◆ DIRECTIVE
Your task is to copy the material exactly.

(Dataset excerpt)
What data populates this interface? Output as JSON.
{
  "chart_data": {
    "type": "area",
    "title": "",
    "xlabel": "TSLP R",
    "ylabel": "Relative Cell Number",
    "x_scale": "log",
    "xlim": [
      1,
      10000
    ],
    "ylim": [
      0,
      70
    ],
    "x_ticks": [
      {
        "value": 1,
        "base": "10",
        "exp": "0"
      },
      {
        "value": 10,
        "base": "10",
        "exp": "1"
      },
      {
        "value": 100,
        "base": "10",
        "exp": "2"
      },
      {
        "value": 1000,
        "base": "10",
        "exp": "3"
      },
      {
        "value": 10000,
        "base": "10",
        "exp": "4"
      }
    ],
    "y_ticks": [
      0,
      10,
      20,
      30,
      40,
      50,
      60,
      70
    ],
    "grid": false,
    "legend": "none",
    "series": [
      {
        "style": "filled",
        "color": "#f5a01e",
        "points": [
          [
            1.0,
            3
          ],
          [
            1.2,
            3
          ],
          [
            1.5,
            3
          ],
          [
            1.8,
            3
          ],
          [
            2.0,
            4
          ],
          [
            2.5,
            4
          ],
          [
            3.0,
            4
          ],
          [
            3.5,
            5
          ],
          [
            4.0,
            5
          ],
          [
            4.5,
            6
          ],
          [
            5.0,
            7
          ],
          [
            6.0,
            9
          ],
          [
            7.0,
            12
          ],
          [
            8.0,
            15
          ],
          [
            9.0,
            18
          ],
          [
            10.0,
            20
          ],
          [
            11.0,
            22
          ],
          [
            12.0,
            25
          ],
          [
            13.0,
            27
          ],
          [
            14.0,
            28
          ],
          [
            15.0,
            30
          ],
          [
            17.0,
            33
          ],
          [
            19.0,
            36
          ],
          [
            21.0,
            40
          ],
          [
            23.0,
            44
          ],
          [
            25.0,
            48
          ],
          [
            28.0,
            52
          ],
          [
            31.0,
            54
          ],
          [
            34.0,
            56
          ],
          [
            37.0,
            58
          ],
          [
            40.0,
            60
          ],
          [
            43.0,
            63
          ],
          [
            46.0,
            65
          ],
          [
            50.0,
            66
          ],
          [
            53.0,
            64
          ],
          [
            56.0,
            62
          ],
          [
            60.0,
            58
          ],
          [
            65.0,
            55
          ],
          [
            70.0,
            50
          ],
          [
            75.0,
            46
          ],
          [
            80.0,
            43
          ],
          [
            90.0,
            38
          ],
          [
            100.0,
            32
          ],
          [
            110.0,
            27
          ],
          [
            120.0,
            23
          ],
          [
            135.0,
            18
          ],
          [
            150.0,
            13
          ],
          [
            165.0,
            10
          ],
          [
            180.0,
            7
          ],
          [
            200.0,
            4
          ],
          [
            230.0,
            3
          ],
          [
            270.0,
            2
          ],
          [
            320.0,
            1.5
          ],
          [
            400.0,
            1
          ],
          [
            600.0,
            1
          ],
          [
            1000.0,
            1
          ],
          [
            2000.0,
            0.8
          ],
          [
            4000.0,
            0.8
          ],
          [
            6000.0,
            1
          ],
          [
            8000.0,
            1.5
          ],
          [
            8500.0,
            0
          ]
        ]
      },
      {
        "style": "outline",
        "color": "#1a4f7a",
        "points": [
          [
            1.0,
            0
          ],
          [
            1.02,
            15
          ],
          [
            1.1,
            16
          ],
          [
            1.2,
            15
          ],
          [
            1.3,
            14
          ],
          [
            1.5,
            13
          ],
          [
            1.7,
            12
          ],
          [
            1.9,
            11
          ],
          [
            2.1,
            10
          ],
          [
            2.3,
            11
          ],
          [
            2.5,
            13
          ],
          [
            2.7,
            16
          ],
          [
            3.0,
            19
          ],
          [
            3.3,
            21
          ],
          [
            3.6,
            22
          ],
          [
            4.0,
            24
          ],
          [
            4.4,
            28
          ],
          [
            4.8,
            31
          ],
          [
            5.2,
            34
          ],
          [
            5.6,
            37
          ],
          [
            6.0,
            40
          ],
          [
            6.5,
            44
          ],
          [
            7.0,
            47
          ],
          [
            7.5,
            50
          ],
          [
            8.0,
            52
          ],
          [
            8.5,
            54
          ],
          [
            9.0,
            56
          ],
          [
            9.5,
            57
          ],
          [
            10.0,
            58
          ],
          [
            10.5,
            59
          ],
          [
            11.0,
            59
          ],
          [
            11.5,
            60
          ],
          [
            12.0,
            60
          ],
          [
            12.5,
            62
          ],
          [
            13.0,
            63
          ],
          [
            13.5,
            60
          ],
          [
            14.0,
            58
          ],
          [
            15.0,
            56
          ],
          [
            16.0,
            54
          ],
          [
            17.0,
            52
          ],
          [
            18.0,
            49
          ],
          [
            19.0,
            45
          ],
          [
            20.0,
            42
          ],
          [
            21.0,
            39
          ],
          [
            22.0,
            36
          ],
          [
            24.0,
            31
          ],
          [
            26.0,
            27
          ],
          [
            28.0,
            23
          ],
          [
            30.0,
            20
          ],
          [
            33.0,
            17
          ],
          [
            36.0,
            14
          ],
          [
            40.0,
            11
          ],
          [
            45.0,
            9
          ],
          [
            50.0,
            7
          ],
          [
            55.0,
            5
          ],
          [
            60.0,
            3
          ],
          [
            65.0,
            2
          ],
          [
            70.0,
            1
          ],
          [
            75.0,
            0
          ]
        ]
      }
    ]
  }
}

◆ RESPONSE BELOW
What data populates this interface? Output as JSON.
{
  "chart_data": {
    "type": "area",
    "title": "",
    "xlabel": "TSLP R",
    "ylabel": "Relative Cell Number",
    "x_scale": "log",
    "xlim": [
      1,
      10000
    ],
    "ylim": [
      0,
      70
    ],
    "x_ticks": [
      {
        "value": 1,
        "base": "10",
        "exp": "0"
      },
      {
        "value": 10,
        "base": "10",
        "exp": "1"
      },
      {
        "value": 100,
        "base": "10",
        "exp": "2"
      },
      {
        "value": 1000,
        "base": "10",
        "exp": "3"
      },
      {
        "value": 10000,
        "base": "10",
        "exp": "4"
      }
    ],
    "y_ticks": [
      0,
      10,
      20,
      30,
      40,
      50,
      60,
      70
    ],
    "grid": false,
    "legend": "none",
    "series": [
      {
        "style": "filled",
        "color": "#f5a01e",
        "points": [
          [
            1.0,
            3
          ],
          [
            1.2,
            3
          ],
          [
            1.5,
            3
          ],
          [
            1.8,
            3
          ],
          [
            2.0,
            4
          ],
          [
            2.5,
            4
          ],
          [
            3.0,
            4
          ],
          [
            3.5,
            5
          ],
          [
            4.0,
            5
          ],
          [
            4.5,
            6
          ],
          [
            5.0,
            7
          ],
          [
            6.0,
            9
          ],
          [
            7.0,
            12
          ],
          [
            8.0,
            15
          ],
          [
            9.0,
            18
          ],
          [
            10.0,
            20
          ],
          [
            11.0,
            22
          ],
          [
            12.0,
            25
          ],
          [
            13.0,
            27
          ],
          [
            14.0,
            28
          ],
          [
            15.0,
            30
          ],
          [
            17.0,
            33
          ],
          [
            19.0,
            36
          ],
          [
            21.0,
            40
          ],
          [
            23.0,
            44
          ],
          [
            25.0,
            48
          ],
          [
            28.0,
            52
          ],
          [
            31.0,
            54
          ],
          [
            34.0,
            56
          ],
          [
            37.0,
            58
          ],
          [
            40.0,
            60
          ],
          [
            43.0,
            63
          ],
          [
            46.0,
            65
          ],
          [
            50.0,
            66
          ],
          [
            53.0,
            64
          ],
          [
            56.0,
            62
          ],
          [
            60.0,
            58
          ],
          [
            65.0,
            55
          ],
          [
            70.0,
            50
          ],
          [
            75.0,
            46
          ],
          [
            80.0,
            43
          ],
          [
            90.0,
            38
          ],
          [
            100.0,
            32
          ],
          [
            110.0,
            27
          ],
          [
            120.0,
            23
          ],
          [
            135.0,
            18
          ],
          [
            150.0,
            13
          ],
          [
            165.0,
            10
          ],
          [
            180.0,
            7
          ],
          [
            200.0,
            4
          ],
          [
            230.0,
            3
          ],
          [
            270.0,
            2
          ],
          [
            320.0,
            1.5
          ],
          [
            400.0,
            1
          ],
          [
            600.0,
            1
          ],
          [
            1000.0,
            1
          ],
          [
            2000.0,
            0.8
          ],
          [
            4000.0,
            0.8
          ],
          [
            6000.0,
            1
          ],
          [
            8000.0,
            1.5
          ],
          [
            8500.0,
            0
          ]
        ]
      },
      {
        "style": "outline",
        "color": "#1a4f7a",
        "points": [
          [
            1.0,
            0
          ],
          [
            1.02,
            15
          ],
          [
            1.1,
            16
          ],
          [
            1.2,
            15
          ],
          [
            1.3,
            14
          ],
          [
            1.5,
            13
          ],
          [
            1.7,
            12
          ],
          [
            1.9,
            11
          ],
          [
            2.1,
            10
          ],
          [
            2.3,
            11
          ],
          [
            2.5,
            13
          ],
          [
            2.7,
            16
          ],
          [
            3.0,
            19
          ],
          [
            3.3,
            21
          ],
          [
            3.6,
            22
          ],
          [
            4.0,
            24
          ],
          [
            4.4,
            28
          ],
          [
            4.8,
            31
          ],
          [
            5.2,
            34
          ],
          [
            5.6,
            37
          ],
          [
            6.0,
            40
          ],
          [
            6.5,
            44
          ],
          [
            7.0,
            47
          ],
          [
            7.5,
            50
          ],
          [
            8.0,
            52
          ],
          [
            8.5,
            54
          ],
          [
            9.0,
            56
          ],
          [
            9.5,
            57
          ],
          [
            10.0,
            58
          ],
          [
            10.5,
            59
          ],
          [
            11.0,
            59
          ],
          [
            11.5,
            60
          ],
          [
            12.0,
            60
          ],
          [
            12.5,
            62
          ],
          [
            13.0,
            63
          ],
          [
            13.5,
            60
          ],
          [
            14.0,
            58
          ],
          [
            15.0,
            56
          ],
          [
            16.0,
            54
          ],
          [
            17.0,
            52
          ],
          [
            18.0,
            49
          ],
          [
            19.0,
            45
          ],
          [
            20.0,
            42
          ],
          [
            21.0,
            39
          ],
          [
            22.0,
            36
          ],
          [
            24.0,
            31
          ],
          [
            26.0,
            27
          ],
          [
            28.0,
            23
          ],
          [
            30.0,
            20
          ],
          [
            33.0,
            17
          ],
          [
            36.0,
            14
          ],
          [
            40.0,
            11
          ],
          [
            45.0,
            9
          ],
          [
            50.0,
            7
          ],
          [
            55.0,
            5
          ],
          [
            60.0,
            3
          ],
          [
            65.0,
            2
          ],
          [
            70.0,
            1
          ],
          [
            75.0,
            0
          ]
        ]
      }
    ]
  }
}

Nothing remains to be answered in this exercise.